> [EXERCISE INSTRUCTIONS]:
Can you update the rows below by writing them out again with every "x-tick-label" replaced by "x-axis-tick" and nothing else changed, leaving out the pictures?

> [EXERCISE INPUT]:
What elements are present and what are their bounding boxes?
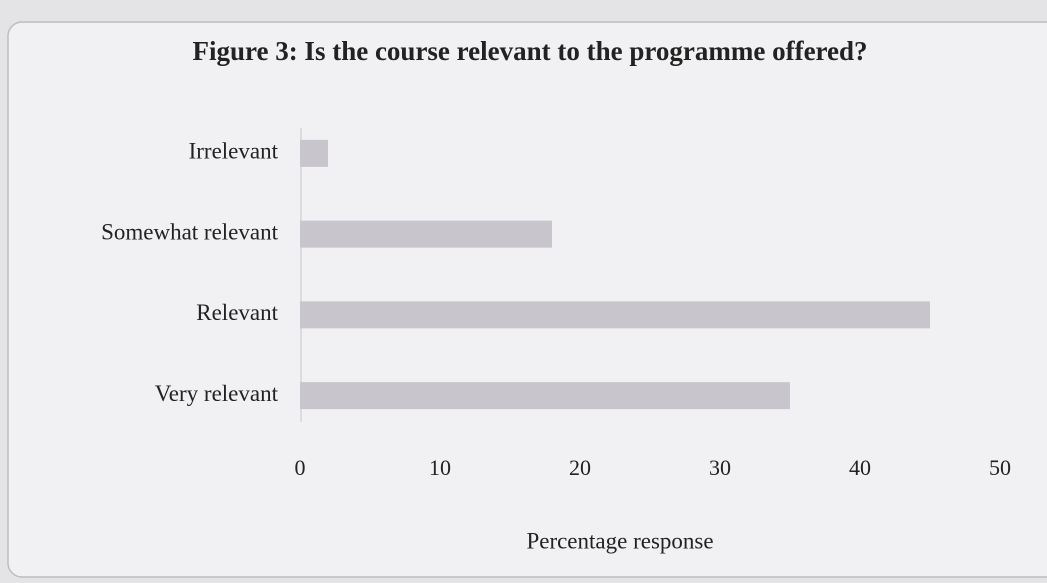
bar [300, 301, 930, 329]
x-tick-label: 20 [569, 455, 591, 480]
y-tick-label: Very relevant [155, 381, 279, 406]
y-tick-label: Irrelevant [189, 139, 279, 164]
x-tick-label: 50 [989, 455, 1011, 480]
chart-frame [7, 21, 1047, 578]
x-tick-label: 0 [295, 455, 306, 480]
x-tick-label: 10 [429, 455, 451, 480]
chart-title: Figure 3: Is the course relevant to the … [192, 36, 867, 66]
y-tick-label: Relevant [196, 300, 278, 325]
x-tick-label: 40 [849, 455, 871, 480]
bar [300, 220, 552, 248]
y-tick-label: Somewhat relevant [101, 219, 279, 244]
x-axis-label: Percentage response [526, 528, 713, 553]
x-tick-label: 30 [709, 455, 731, 480]
bar [300, 382, 790, 410]
bar [300, 139, 328, 167]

> [OUTPUT FOR THIS TASK]:
What elements are present and what are their bounding boxes?
bar [300, 301, 930, 329]
x-axis-tick: 20 [569, 455, 591, 480]
y-tick-label: Very relevant [155, 381, 279, 406]
y-tick-label: Irrelevant [189, 139, 279, 164]
x-axis-tick: 50 [989, 455, 1011, 480]
chart-frame [7, 21, 1047, 578]
x-axis-tick: 0 [295, 455, 306, 480]
x-axis-tick: 10 [429, 455, 451, 480]
chart-title: Figure 3: Is the course relevant to the … [192, 36, 867, 66]
y-tick-label: Relevant [196, 300, 278, 325]
x-axis-tick: 40 [849, 455, 871, 480]
bar [300, 220, 552, 248]
y-tick-label: Somewhat relevant [101, 219, 279, 244]
x-axis-label: Percentage response [526, 528, 713, 553]
x-axis-tick: 30 [709, 455, 731, 480]
bar [300, 382, 790, 410]
bar [300, 139, 328, 167]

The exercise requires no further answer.